[Figure data in JSON]
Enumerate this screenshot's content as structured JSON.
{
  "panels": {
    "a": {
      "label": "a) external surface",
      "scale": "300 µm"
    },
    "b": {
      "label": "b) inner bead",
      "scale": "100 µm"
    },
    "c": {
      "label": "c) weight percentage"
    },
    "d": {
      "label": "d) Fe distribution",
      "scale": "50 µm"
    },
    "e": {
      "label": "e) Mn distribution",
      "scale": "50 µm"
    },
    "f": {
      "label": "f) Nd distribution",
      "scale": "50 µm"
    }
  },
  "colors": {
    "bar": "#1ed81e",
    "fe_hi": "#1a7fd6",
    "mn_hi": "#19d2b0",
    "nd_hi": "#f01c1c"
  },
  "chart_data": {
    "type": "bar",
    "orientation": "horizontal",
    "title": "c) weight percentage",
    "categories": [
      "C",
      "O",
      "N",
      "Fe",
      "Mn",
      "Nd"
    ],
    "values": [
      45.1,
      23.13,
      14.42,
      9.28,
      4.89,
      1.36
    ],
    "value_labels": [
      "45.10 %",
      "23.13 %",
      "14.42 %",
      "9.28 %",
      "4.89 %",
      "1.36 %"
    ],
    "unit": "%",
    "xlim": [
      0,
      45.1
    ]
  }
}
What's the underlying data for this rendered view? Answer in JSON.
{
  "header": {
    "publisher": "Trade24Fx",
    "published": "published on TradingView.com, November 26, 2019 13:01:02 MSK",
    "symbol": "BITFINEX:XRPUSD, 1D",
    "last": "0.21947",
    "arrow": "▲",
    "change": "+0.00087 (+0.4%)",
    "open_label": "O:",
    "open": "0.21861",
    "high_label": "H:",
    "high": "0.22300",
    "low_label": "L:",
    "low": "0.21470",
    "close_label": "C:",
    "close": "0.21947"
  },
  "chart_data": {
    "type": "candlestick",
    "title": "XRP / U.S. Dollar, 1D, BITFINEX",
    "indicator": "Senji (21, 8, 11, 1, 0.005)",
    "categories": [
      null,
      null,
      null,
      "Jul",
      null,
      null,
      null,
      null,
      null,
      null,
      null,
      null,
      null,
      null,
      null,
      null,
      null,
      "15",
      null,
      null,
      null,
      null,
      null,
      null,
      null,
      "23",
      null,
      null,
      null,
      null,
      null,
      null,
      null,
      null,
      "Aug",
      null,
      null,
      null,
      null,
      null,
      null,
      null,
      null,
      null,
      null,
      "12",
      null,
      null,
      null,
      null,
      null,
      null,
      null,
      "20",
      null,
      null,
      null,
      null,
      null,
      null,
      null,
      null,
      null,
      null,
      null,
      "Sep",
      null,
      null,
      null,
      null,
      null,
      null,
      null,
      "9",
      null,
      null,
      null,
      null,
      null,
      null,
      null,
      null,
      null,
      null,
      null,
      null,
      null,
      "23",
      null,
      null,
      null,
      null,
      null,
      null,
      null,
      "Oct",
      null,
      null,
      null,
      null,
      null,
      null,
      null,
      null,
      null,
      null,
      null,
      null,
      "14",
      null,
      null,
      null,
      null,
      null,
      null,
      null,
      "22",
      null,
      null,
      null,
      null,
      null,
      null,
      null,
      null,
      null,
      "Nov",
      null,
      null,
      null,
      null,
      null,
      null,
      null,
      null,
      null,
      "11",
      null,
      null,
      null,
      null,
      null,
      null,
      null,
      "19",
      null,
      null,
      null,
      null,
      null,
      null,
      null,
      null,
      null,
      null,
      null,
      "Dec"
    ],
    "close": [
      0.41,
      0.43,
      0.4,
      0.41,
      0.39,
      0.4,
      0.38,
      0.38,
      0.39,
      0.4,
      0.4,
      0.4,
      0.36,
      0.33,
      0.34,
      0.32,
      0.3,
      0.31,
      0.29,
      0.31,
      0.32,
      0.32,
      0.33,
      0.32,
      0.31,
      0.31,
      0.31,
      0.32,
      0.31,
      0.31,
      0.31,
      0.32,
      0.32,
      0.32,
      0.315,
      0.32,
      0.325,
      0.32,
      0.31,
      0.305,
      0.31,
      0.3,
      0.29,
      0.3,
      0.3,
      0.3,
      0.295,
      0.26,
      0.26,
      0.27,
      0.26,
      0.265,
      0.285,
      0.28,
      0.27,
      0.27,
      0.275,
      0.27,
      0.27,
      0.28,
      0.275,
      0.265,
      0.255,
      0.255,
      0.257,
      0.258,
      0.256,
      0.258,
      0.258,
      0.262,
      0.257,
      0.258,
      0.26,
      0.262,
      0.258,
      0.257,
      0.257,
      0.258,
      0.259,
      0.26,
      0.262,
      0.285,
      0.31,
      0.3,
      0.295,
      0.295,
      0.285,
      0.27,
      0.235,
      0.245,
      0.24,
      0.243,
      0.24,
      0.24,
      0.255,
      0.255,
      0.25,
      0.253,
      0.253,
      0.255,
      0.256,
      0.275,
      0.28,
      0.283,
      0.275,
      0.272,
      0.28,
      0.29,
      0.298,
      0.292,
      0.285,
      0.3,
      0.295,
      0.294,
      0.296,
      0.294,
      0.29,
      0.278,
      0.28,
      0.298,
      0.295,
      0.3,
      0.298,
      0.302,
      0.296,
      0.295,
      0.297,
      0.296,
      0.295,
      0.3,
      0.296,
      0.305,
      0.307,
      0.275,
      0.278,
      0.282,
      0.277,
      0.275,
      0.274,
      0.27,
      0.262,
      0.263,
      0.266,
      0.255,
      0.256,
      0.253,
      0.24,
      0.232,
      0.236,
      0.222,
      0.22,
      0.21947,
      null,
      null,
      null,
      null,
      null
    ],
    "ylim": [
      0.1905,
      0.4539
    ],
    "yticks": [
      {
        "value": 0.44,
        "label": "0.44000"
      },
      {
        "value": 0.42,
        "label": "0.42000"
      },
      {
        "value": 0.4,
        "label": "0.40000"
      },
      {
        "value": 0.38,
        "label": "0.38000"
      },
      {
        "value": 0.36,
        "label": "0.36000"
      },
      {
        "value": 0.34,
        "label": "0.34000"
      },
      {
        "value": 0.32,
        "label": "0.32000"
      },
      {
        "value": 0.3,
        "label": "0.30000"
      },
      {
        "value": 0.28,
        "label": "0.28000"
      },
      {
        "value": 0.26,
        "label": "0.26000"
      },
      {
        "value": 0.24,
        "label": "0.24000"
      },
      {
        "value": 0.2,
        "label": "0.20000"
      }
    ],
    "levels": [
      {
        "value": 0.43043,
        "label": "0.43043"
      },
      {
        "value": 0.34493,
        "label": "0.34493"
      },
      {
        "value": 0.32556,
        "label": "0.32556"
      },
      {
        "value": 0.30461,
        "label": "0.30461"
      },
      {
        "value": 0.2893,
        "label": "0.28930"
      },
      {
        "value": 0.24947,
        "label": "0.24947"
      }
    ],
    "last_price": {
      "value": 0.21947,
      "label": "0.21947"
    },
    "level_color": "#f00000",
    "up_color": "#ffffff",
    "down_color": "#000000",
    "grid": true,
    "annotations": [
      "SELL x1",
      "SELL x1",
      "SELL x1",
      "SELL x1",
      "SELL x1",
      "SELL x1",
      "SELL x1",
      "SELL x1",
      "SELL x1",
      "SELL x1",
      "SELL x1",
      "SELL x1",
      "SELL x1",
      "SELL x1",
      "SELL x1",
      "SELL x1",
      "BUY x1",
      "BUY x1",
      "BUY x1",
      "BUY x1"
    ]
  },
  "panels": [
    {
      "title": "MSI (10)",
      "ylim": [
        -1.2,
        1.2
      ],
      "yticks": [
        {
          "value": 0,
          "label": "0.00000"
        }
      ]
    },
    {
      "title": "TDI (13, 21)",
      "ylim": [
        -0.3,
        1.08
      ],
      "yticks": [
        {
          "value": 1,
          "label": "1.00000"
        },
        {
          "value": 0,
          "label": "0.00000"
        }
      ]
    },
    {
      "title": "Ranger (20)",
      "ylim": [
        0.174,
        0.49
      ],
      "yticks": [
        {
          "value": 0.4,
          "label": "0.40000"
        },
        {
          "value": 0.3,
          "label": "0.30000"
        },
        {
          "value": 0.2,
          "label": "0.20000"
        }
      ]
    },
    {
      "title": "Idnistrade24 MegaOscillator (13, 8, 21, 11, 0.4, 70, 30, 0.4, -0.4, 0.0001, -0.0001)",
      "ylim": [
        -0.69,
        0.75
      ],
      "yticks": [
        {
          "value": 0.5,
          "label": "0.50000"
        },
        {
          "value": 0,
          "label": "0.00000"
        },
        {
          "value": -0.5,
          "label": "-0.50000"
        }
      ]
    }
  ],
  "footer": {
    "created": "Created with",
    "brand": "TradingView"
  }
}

* Aim
Identify the lines above that contain the word "BITFINEX", then copy them.

* Final result
    "symbol": "BITFINEX:XRPUSD, 1D",
    "title": "XRP / U.S. Dollar, 1D, BITFINEX",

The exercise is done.